What to work on
Duplicate everything from the line containing "macd-bar [183,1523,206,1533]" down to the line containing "candle-body [400,919,420,948]", both included, with each line reproduced unchanged.

Exercise material
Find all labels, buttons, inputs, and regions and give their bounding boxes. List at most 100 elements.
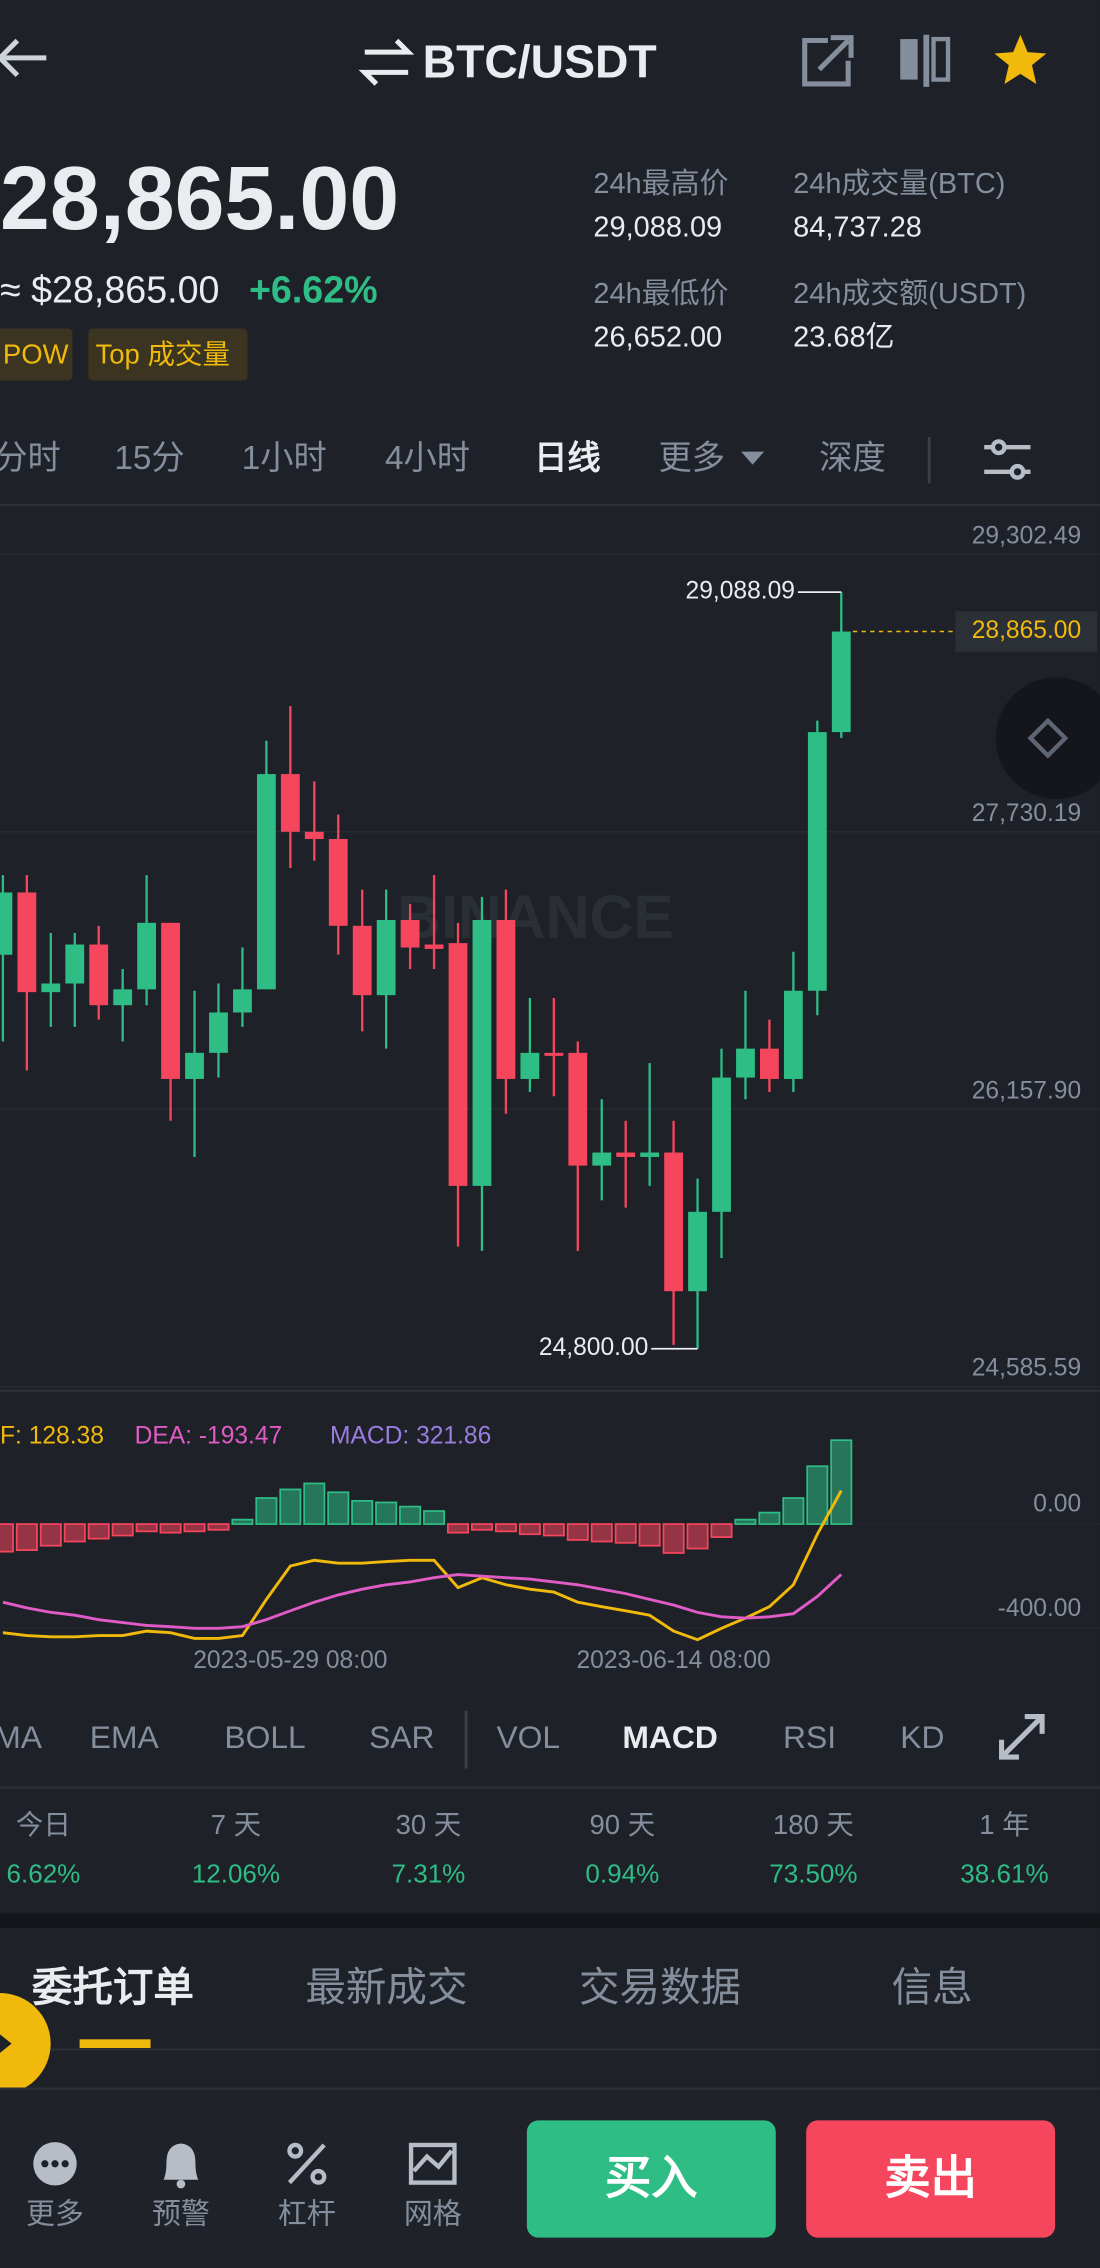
macd-bar [183,1523,206,1533]
interval-tab[interactable]: 15分 [114,440,184,477]
split-icon[interactable] [900,34,951,87]
y-tick-label: 0.00 [1033,1491,1081,1518]
candle-body [568,1052,588,1166]
candle-body [0,892,13,955]
floating-helper[interactable] [0,1993,51,2095]
leverage-icon[interactable] [287,2142,327,2185]
macd-bar [447,1523,470,1534]
favorite-star[interactable] [994,34,1047,84]
macd-bar [303,1482,326,1525]
macd-bar [87,1523,110,1540]
candle-body [424,944,444,949]
macd-line [2,1489,843,1642]
tag[interactable]: Top 成交量 [96,338,230,369]
order-tabs: 委托订单 最新成交 交易数据 信息 [32,1964,973,2010]
period-label: 今日 [16,1809,71,1840]
order-tab[interactable]: 委托订单 [32,1964,194,2010]
macd-bar [255,1497,278,1525]
grid-icon[interactable] [408,2142,457,2185]
macd-bar [399,1505,422,1525]
macd-bar [830,1439,853,1525]
candle-body [472,919,492,1186]
macd-bar [39,1523,62,1547]
expand-icon[interactable] [999,1714,1045,1760]
macd-bar [686,1523,709,1550]
tag[interactable]: POW [3,338,69,369]
indicator-tab[interactable]: MACD [622,1719,717,1755]
y-tick-label: 24,585.59 [972,1355,1081,1382]
settings-icon[interactable] [984,439,1031,480]
buy-label[interactable]: 买入 [605,2151,698,2203]
interval-tab[interactable]: 4小时 [385,440,470,477]
tab-underline [79,2039,151,2049]
indicator-tab[interactable]: VOL [496,1719,560,1755]
tag-bg [0,328,73,381]
indicator-tab[interactable]: RSI [783,1719,836,1755]
candle-body [448,943,468,1186]
macd-bar [63,1523,86,1543]
interval-tab[interactable]: 更多 [659,440,726,477]
period-label: 90 天 [590,1809,656,1840]
candle-body [400,919,420,948]
macd-bar [0,1523,14,1553]
order-tab[interactable]: 交易数据 [579,1964,741,2010]
macd-bar [15,1523,38,1551]
pair-title[interactable]: BTC/USDT [423,35,657,87]
alert-icon[interactable] [163,2143,199,2189]
indicator-tab[interactable]: KD [900,1719,944,1755]
nav-label[interactable]: 网格 [404,2199,462,2231]
swap-icon[interactable] [358,38,415,86]
candle-body [520,1052,540,1079]
nav-label[interactable]: 预警 [152,2199,210,2231]
helper-icon [0,2034,12,2053]
interval-tab[interactable]: 深度 [819,440,886,477]
nav-label[interactable]: 杠杆 [278,2199,336,2231]
order-tab[interactable]: 最新成交 [305,1964,467,2010]
stat-value: 29,088.09 [593,211,722,243]
candle-body [352,925,372,996]
period-label: 1 年 [979,1809,1029,1840]
sell-label[interactable]: 卖出 [884,2151,977,2203]
order-tab[interactable]: 信息 [892,1964,973,2010]
candle-body [17,892,37,993]
share-icon[interactable] [802,35,854,87]
interval-tab[interactable]: 1小时 [242,440,327,477]
buy-button[interactable] [526,2120,776,2238]
interval-tab[interactable]: 分时 [0,440,61,477]
sell-button[interactable] [806,2120,1056,2238]
tag-bg [88,328,248,381]
macd-bar [423,1510,446,1525]
candle-body [280,774,300,832]
candle-body [137,922,157,990]
candle-body [376,919,396,996]
legend-entry: MACD: 321.86 [330,1423,491,1450]
y-tick-label: 26,157.90 [972,1077,1081,1104]
x-tick-label: 2023-06-14 08:00 [577,1647,771,1674]
macd-bar [327,1491,350,1525]
candle-body [783,990,803,1079]
stat-label: 24h最高价 [593,168,728,200]
indicator-tab[interactable]: EMA [90,1719,160,1755]
period-change: 38.61% [960,1859,1048,1889]
indicator-tab[interactable]: SAR [369,1719,434,1755]
candle-body [209,1012,228,1053]
period-change: 0.94% [585,1859,659,1889]
nav-label[interactable]: 更多 [26,2199,84,2231]
section-gap [0,1913,1100,1928]
candle-body [113,989,133,1006]
back-button[interactable] [0,38,47,78]
indicator-tab[interactable]: MA [0,1719,43,1755]
macd-chart: 0.00 -400.00 F: 128.38 DEA: -193.47 MACD: 32… [0,1423,1100,1674]
macd-bar [518,1523,541,1536]
floating-button[interactable] [995,677,1100,799]
indicator-tab[interactable]: BOLL [224,1719,305,1755]
period-change: 6.62% [6,1859,80,1889]
candle-body [688,1211,707,1292]
interval-tab-active[interactable]: 日线 [534,440,601,477]
candle-body [712,1077,731,1212]
period-label: 30 天 [396,1809,462,1840]
candle-body [304,831,324,840]
period-change: 73.50% [769,1859,857,1889]
more-icon[interactable] [33,2142,77,2186]
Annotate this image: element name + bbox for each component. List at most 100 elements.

Result below
macd-bar [183,1523,206,1533]
interval-tab[interactable]: 15分 [114,440,184,477]
split-icon[interactable] [900,34,951,87]
y-tick-label: 0.00 [1033,1491,1081,1518]
candle-body [568,1052,588,1166]
candle-body [0,892,13,955]
floating-helper[interactable] [0,1993,51,2095]
leverage-icon[interactable] [287,2142,327,2185]
macd-bar [447,1523,470,1534]
favorite-star[interactable] [994,34,1047,84]
macd-bar [303,1482,326,1525]
macd-bar [87,1523,110,1540]
candle-body [424,944,444,949]
macd-line [2,1489,843,1642]
tag[interactable]: Top 成交量 [96,338,230,369]
order-tabs: 委托订单 最新成交 交易数据 信息 [32,1964,973,2010]
period-label: 今日 [16,1809,71,1840]
order-tab[interactable]: 委托订单 [32,1964,194,2010]
macd-bar [255,1497,278,1525]
grid-icon[interactable] [408,2142,457,2185]
macd-bar [399,1505,422,1525]
macd-bar [830,1439,853,1525]
candle-body [472,919,492,1186]
macd-bar [39,1523,62,1547]
expand-icon[interactable] [999,1714,1045,1760]
macd-bar [686,1523,709,1550]
tag[interactable]: POW [3,338,69,369]
indicator-tab[interactable]: MACD [622,1719,717,1755]
y-tick-label: 24,585.59 [972,1355,1081,1382]
settings-icon[interactable] [984,439,1031,480]
buy-label[interactable]: 买入 [605,2151,698,2203]
interval-tab[interactable]: 4小时 [385,440,470,477]
tab-underline [79,2039,151,2049]
indicator-tab[interactable]: VOL [496,1719,560,1755]
tag-bg [0,328,73,381]
indicator-tab[interactable]: RSI [783,1719,836,1755]
candle-body [448,943,468,1186]
macd-bar [63,1523,86,1543]
interval-tab[interactable]: 更多 [659,440,726,477]
period-label: 90 天 [590,1809,656,1840]
candle-body [400,919,420,948]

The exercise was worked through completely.